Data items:
* * *
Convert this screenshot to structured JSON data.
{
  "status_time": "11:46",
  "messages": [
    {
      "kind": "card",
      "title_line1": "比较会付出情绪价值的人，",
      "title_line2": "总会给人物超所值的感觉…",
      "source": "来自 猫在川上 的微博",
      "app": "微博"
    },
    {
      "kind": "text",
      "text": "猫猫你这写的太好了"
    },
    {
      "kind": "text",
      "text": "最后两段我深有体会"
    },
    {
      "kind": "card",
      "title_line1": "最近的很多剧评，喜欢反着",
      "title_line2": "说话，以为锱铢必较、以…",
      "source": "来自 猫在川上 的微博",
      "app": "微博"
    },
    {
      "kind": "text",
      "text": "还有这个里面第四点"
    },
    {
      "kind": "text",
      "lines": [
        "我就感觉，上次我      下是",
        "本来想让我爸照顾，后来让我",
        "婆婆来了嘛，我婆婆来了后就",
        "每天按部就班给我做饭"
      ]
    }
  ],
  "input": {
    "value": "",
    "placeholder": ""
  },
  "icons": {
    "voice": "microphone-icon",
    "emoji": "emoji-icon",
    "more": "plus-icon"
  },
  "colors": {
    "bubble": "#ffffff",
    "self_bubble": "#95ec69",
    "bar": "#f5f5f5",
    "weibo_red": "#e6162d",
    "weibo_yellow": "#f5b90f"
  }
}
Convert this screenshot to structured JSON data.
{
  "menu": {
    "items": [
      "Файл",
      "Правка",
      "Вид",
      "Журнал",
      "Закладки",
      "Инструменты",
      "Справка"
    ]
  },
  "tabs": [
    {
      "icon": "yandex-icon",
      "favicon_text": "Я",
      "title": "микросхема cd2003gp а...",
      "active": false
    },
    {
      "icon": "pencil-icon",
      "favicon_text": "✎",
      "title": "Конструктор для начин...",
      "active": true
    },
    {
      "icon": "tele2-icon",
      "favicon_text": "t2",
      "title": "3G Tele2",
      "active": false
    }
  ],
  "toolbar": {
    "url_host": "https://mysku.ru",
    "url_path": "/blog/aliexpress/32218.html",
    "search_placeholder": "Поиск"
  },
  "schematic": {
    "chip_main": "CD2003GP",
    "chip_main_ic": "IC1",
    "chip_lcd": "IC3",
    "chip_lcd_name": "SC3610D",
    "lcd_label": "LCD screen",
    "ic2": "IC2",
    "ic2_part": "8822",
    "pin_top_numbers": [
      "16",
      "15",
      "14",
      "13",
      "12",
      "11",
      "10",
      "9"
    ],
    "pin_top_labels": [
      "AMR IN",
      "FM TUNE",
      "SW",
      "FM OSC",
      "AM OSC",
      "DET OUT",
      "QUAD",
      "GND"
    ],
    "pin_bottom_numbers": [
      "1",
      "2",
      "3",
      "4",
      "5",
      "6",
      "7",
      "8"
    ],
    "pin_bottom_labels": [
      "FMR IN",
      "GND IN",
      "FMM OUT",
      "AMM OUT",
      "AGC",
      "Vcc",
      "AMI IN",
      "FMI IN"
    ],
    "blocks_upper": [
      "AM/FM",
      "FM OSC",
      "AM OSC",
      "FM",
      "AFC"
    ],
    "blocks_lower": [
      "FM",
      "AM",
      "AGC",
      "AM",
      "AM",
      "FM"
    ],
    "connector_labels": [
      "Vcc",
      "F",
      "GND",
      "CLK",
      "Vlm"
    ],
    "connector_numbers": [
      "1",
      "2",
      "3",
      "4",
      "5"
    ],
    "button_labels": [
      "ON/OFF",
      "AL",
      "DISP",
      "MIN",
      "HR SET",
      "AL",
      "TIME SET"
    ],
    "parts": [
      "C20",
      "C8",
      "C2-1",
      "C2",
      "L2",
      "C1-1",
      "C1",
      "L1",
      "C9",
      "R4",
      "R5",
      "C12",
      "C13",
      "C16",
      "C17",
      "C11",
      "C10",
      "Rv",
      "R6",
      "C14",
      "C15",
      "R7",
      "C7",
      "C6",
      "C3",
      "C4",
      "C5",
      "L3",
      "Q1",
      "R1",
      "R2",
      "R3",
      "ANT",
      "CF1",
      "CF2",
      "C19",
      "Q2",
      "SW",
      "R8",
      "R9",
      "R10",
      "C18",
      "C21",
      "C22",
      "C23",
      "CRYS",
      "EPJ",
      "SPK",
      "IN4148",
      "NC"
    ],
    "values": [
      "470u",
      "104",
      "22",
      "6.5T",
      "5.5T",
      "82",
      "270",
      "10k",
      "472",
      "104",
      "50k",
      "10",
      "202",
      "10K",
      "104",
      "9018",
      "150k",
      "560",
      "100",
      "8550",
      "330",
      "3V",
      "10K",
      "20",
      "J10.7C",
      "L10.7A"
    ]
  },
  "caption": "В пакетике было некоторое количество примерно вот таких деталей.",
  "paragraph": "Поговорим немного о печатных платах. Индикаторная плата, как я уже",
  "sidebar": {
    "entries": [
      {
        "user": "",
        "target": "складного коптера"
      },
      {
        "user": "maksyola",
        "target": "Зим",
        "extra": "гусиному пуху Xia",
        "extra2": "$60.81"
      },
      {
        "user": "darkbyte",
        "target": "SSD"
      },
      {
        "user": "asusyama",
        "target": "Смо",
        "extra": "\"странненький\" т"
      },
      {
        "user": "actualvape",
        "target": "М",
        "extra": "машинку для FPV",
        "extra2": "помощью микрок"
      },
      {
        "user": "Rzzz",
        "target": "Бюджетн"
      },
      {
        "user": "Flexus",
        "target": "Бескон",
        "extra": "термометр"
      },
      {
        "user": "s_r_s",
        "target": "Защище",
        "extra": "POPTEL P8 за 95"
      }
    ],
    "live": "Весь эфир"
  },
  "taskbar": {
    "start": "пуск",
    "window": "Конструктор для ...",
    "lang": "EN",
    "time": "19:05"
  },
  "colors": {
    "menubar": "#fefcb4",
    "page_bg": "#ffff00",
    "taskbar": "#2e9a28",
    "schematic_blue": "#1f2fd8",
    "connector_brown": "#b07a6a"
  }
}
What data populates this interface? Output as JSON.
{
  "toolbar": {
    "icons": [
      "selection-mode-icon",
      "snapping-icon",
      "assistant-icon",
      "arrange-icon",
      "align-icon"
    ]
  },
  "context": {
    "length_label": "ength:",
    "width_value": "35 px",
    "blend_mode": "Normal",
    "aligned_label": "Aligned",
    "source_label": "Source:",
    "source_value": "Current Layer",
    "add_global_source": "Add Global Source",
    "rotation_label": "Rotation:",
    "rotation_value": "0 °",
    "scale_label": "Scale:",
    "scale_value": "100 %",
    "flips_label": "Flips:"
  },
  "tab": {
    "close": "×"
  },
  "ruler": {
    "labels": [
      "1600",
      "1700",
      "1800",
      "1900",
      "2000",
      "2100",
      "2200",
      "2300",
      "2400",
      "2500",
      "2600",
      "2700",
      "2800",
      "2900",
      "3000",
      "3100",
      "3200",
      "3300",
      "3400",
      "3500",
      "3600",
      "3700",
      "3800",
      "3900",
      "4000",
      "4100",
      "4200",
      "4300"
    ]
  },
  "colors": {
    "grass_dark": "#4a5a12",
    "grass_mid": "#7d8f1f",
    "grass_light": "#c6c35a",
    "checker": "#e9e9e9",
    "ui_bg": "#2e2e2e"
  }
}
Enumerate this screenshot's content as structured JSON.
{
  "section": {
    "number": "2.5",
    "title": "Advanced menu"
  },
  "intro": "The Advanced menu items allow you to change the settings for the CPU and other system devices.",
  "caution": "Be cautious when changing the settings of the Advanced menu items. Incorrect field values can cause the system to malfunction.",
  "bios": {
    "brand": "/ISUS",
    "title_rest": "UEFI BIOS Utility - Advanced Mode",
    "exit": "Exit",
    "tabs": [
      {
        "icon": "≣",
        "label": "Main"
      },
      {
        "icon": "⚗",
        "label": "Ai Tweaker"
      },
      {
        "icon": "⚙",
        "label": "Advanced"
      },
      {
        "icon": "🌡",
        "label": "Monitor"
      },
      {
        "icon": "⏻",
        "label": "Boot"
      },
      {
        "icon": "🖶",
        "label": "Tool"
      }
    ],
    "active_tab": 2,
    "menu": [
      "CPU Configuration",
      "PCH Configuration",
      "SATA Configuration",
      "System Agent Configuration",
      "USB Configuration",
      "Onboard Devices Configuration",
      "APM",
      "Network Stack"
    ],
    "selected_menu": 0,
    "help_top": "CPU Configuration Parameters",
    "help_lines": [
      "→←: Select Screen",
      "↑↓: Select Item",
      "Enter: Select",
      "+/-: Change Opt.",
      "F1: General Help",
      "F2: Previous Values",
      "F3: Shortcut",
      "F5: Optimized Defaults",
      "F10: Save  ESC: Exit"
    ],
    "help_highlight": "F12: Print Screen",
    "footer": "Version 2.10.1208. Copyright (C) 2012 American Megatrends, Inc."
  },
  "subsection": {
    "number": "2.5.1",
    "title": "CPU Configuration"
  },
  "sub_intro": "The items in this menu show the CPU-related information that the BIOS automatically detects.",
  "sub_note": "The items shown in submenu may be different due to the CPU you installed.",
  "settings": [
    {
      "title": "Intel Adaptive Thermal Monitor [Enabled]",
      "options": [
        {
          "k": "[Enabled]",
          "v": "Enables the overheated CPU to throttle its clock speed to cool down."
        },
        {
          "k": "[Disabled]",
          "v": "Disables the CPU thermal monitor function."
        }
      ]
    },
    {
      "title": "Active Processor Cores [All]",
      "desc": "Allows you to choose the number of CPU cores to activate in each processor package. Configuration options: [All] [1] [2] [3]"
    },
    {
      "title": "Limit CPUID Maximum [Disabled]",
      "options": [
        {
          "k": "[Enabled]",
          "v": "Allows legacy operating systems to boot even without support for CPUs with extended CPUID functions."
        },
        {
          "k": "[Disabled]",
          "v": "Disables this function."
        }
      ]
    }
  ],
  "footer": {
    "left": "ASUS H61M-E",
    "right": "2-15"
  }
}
* * *
In the records above, find each line with the word "CPUID" and copy it.

_SOLUTION FOR THIS PROBLEM_:
      "title": "Limit CPUID Maximum [Disabled]",
          "v": "Allows legacy operating systems to boot even without support for CPUs with extended CPUID functions."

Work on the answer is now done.